> **Objective**
Count how many lines below include the string "empty", and give that number without anything else.

----- Material supplied

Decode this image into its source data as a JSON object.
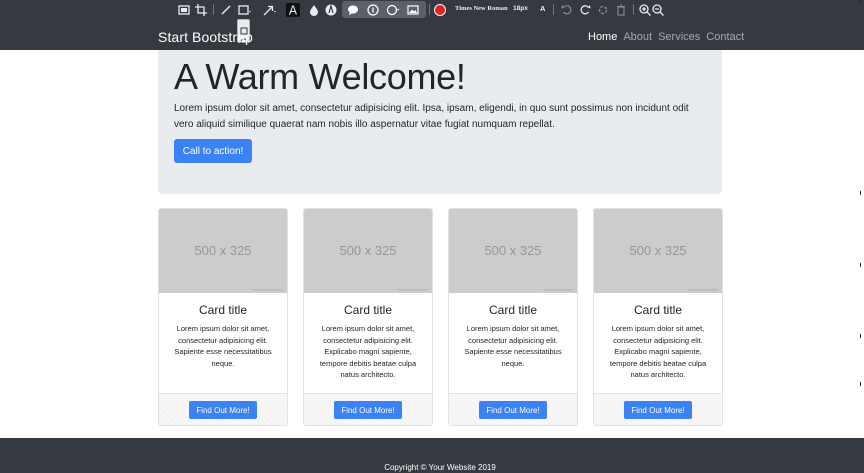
{
  "navbar": {
    "brand": "Start Bootstrap",
    "links": [
      {
        "label": "Home",
        "active": true
      },
      {
        "label": "About",
        "active": false
      },
      {
        "label": "Services",
        "active": false
      },
      {
        "label": "Contact",
        "active": false
      }
    ]
  },
  "toolbar": {
    "font_name": "Times New Roman",
    "font_size": "18px",
    "text_size_glyph": "A",
    "record_color": "#e02424",
    "icons": [
      "crop-screen-icon",
      "crop-icon",
      "line-icon",
      "rectangle-icon",
      "arrow-icon",
      "text-icon",
      "blur-icon",
      "marker-icon",
      "speech-bubble-icon",
      "step-icon",
      "magnifier-icon",
      "image-icon",
      "color-picker-icon",
      "undo-icon",
      "redo-icon",
      "reset-icon",
      "delete-icon",
      "zoom-in-icon",
      "zoom-out-icon"
    ]
  },
  "jumbotron": {
    "title": "A Warm Welcome!",
    "lead": "Lorem ipsum dolor sit amet, consectetur adipisicing elit. Ipsa, ipsam, eligendi, in quo sunt possimus non incidunt odit vero aliquid similique quaerat nam nobis illo aspernatur vitae fugiat numquam repellat.",
    "cta_label": "Call to action!"
  },
  "cards": [
    {
      "image_label": "500 x 325",
      "title": "Card title",
      "text": "Lorem ipsum dolor sit amet, consectetur adipisicing elit. Sapiente esse necessitatibus neque.",
      "button_label": "Find Out More!"
    },
    {
      "image_label": "500 x 325",
      "title": "Card title",
      "text": "Lorem ipsum dolor sit amet, consectetur adipisicing elit. Explicabo magni sapiente, tempore debitis beatae culpa natus architecto.",
      "button_label": "Find Out More!"
    },
    {
      "image_label": "500 x 325",
      "title": "Card title",
      "text": "Lorem ipsum dolor sit amet, consectetur adipisicing elit. Sapiente esse necessitatibus neque.",
      "button_label": "Find Out More!"
    },
    {
      "image_label": "500 x 325",
      "title": "Card title",
      "text": "Lorem ipsum dolor sit amet, consectetur adipisicing elit. Explicabo magni sapiente, tempore debitis beatae culpa natus architecto.",
      "button_label": "Find Out More!"
    }
  ],
  "footer": {
    "copyright": "Copyright © Your Website 2019"
  },
  "colors": {
    "navbar_bg": "#343a40",
    "primary": "#3b82f6",
    "jumbotron_bg": "#e9ecef",
    "placeholder_bg": "#cccccc"
  }
}
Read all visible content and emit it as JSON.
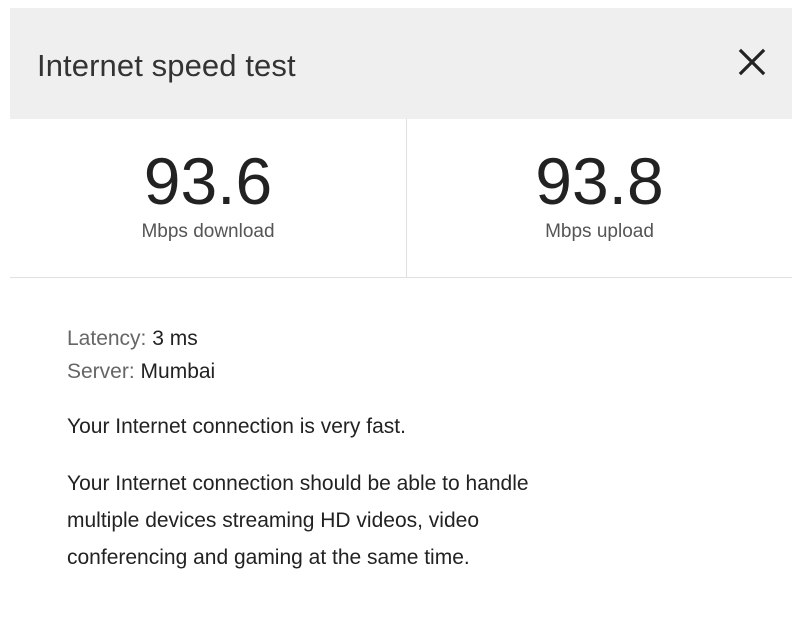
{
  "dialog": {
    "title": "Internet speed test",
    "close_label": "×"
  },
  "metrics": {
    "download": {
      "value": "93.6",
      "unit": "Mbps download"
    },
    "upload": {
      "value": "93.8",
      "unit": "Mbps upload"
    }
  },
  "details": {
    "latency_label": "Latency:",
    "latency_value": "3 ms",
    "server_label": "Server:",
    "server_value": "Mumbai",
    "summary": "Your Internet connection is very fast.",
    "description_lines": [
      "Your Internet connection should be able to handle",
      "multiple devices streaming HD videos, video",
      "conferencing and gaming at the same time."
    ]
  },
  "icons": {
    "close": "close-icon"
  },
  "colors": {
    "header_background": "#efefef",
    "divider": "#e0e0e0",
    "primary_text": "#222222",
    "secondary_text": "#666666"
  }
}
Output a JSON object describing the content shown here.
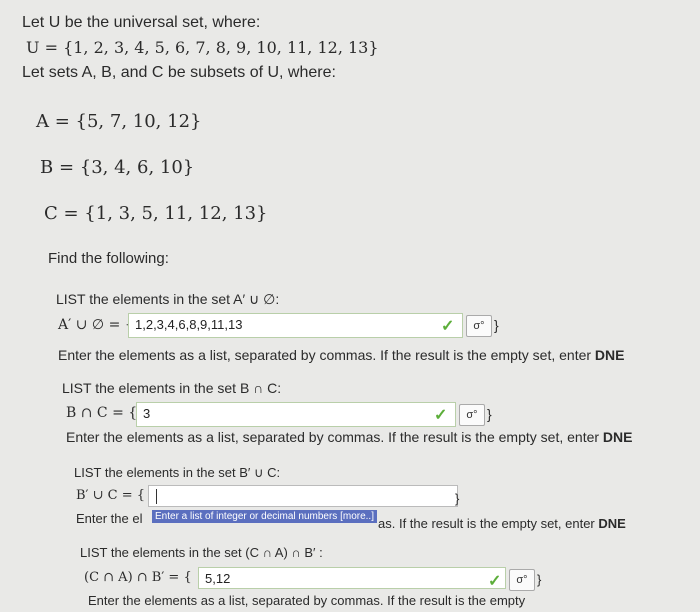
{
  "intro": {
    "line1": "Let U be the universal set, where:",
    "universal": "U = {1, 2, 3, 4, 5, 6, 7, 8, 9, 10, 11, 12, 13}",
    "line3": "Let sets A, B, and C be subsets of U, where:"
  },
  "sets": {
    "A": "A = {5, 7, 10, 12}",
    "B": "B = {3, 4, 6, 10}",
    "C": "C = {1, 3, 5, 11, 12, 13}"
  },
  "find": "Find the following:",
  "questions": [
    {
      "prompt": "LIST the elements in the set A′ ∪ ∅:",
      "lhs": "A′ ∪ ∅ = {",
      "value": "1,2,3,4,6,8,9,11,13",
      "close": "}",
      "instr": "Enter the elements as a list, separated by commas. If the result is the empty set, enter ",
      "instr_bold": "DNE"
    },
    {
      "prompt": "LIST the elements in the set B ∩ C:",
      "lhs": "B ∩ C = {",
      "value": "3",
      "close": "}",
      "instr": "Enter the elements as a list, separated by commas. If the result is the empty set, enter ",
      "instr_bold": "DNE"
    },
    {
      "prompt": "LIST the elements in the set B′ ∪ C:",
      "lhs": "B′ ∪ C = {",
      "value": "",
      "close": "}",
      "instr_left": "Enter the el",
      "instr_right": "as. If the result is the empty set, enter ",
      "instr_bold": "DNE",
      "tooltip": "Enter a list of integer or decimal numbers [more..]"
    },
    {
      "prompt": "LIST the elements in the set (C ∩ A) ∩ B′ :",
      "lhs": "(C ∩ A) ∩ B′ = {",
      "value": "5,12",
      "close": "}",
      "instr": "Enter the elements as a list, separated by commas. If the result is the empty"
    }
  ],
  "editor_icon": "σ°",
  "check_icon": "✓"
}
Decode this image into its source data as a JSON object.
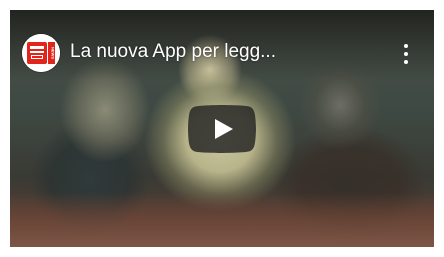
{
  "video": {
    "title": "La nuova App per legg...",
    "channel_logo_text": "NEWS"
  },
  "controls": {
    "play_icon": "play-icon",
    "more_icon": "more-vert-icon"
  },
  "colors": {
    "play_button_bg": "#212121",
    "logo_red": "#e1251b"
  }
}
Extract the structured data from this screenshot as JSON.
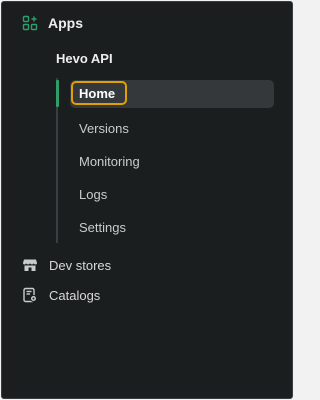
{
  "nav": {
    "apps_label": "Apps",
    "app_name": "Hevo API",
    "sub_items": [
      "Home",
      "Versions",
      "Monitoring",
      "Logs",
      "Settings"
    ],
    "active_item": "Home",
    "dev_stores_label": "Dev stores",
    "catalogs_label": "Catalogs"
  },
  "icons": {
    "apps": "apps-grid-plus-icon",
    "dev_stores": "store-icon",
    "catalogs": "catalog-icon"
  },
  "colors": {
    "background": "#1b1e1f",
    "active_indicator": "#2f9e6b",
    "focus_ring": "#e0a100",
    "active_bg": "#34383a"
  }
}
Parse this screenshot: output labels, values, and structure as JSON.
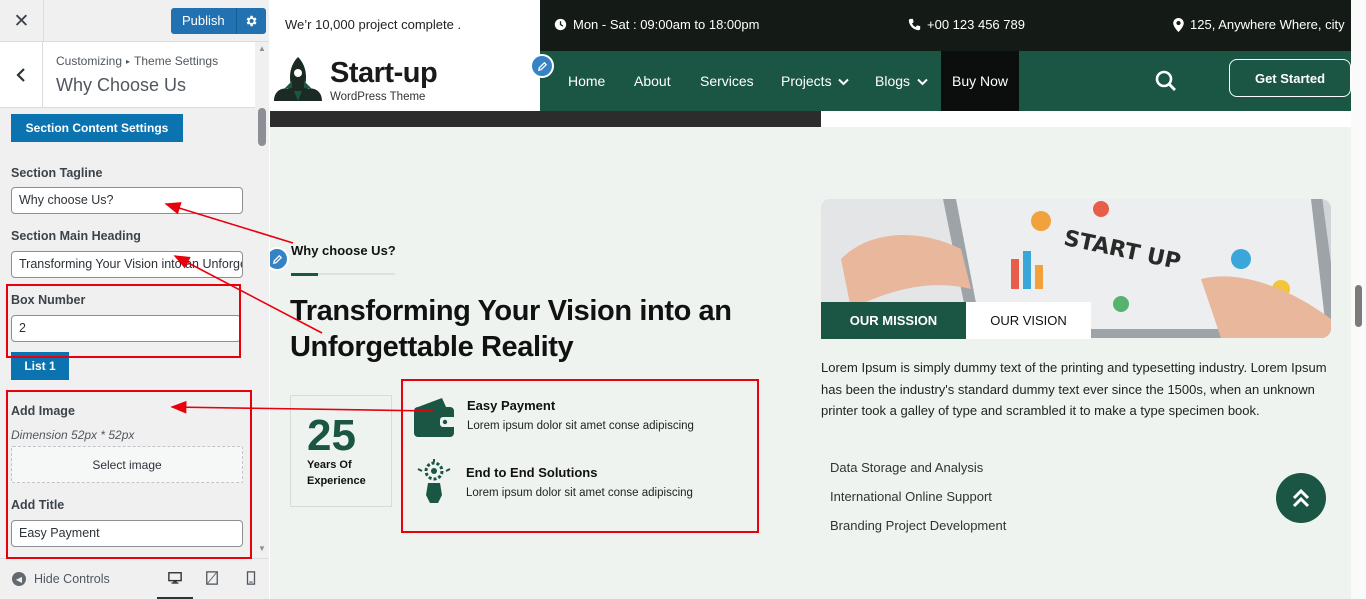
{
  "customizer": {
    "close_glyph": "✕",
    "publish_label": "Publish",
    "back_glyph": "‹",
    "breadcrumb": {
      "root": "Customizing",
      "separator": "▸",
      "parent": "Theme Settings"
    },
    "section_title": "Why Choose Us",
    "section_content_button": "Section Content Settings",
    "fields": {
      "tagline": {
        "label": "Section Tagline",
        "value": "Why choose Us?"
      },
      "main_heading": {
        "label": "Section Main Heading",
        "value": "Transforming Your Vision into an Unforgettable Reality"
      },
      "box_number": {
        "label": "Box Number",
        "value": "2"
      },
      "list_button": "List 1",
      "add_image": {
        "label": "Add Image",
        "dimension_note": "Dimension 52px * 52px",
        "select_button": "Select image"
      },
      "add_title": {
        "label": "Add Title",
        "value": "Easy Payment"
      }
    },
    "footer": {
      "hide_controls": "Hide Controls",
      "devices": [
        "desktop-icon",
        "tablet-icon",
        "mobile-icon"
      ],
      "active_device": "desktop"
    }
  },
  "site": {
    "topbar": {
      "project_text": "We’r 10,000 project complete .",
      "hours": "Mon - Sat : 09:00am to 18:00pm",
      "phone": "+00 123 456 789",
      "address": "125, Anywhere Where, city"
    },
    "logo": {
      "title": "Start-up",
      "subtitle": "WordPress Theme"
    },
    "nav": {
      "items": [
        {
          "label": "Home",
          "dropdown": false
        },
        {
          "label": "About",
          "dropdown": false
        },
        {
          "label": "Services",
          "dropdown": false
        },
        {
          "label": "Projects",
          "dropdown": true
        },
        {
          "label": "Blogs",
          "dropdown": true
        }
      ],
      "buy_now": "Buy Now",
      "cta": "Get Started"
    },
    "why_choose": {
      "tagline": "Why choose Us?",
      "heading": "Transforming Your Vision into an Unforgettable Reality",
      "years_number": "25",
      "years_label": "Years Of Experience",
      "features": [
        {
          "title": "Easy Payment",
          "desc": "Lorem ipsum dolor sit amet conse adipiscing",
          "icon": "wallet-icon"
        },
        {
          "title": "End to End Solutions",
          "desc": "Lorem ipsum dolor sit amet conse adipiscing",
          "icon": "hand-gear-icon"
        }
      ],
      "tabs": {
        "mission": "OUR MISSION",
        "vision": "OUR VISION",
        "active": "mission"
      },
      "image_text": "START UP",
      "paragraph": "Lorem Ipsum is simply dummy text of the printing and typesetting industry. Lorem Ipsum has been the industry's standard dummy text ever since the 1500s, when an unknown printer took a galley of type and scrambled it to make a type specimen book.",
      "bullets": [
        "Data Storage and Analysis",
        "International Online Support",
        "Branding Project Development"
      ]
    }
  },
  "colors": {
    "wp_blue": "#2271b1",
    "brand_green": "#1b5544",
    "topbar_dark": "#141a16",
    "annotation_red": "#e8000d",
    "section_bg": "#eef3f0"
  }
}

----------

> **Exercise result**
4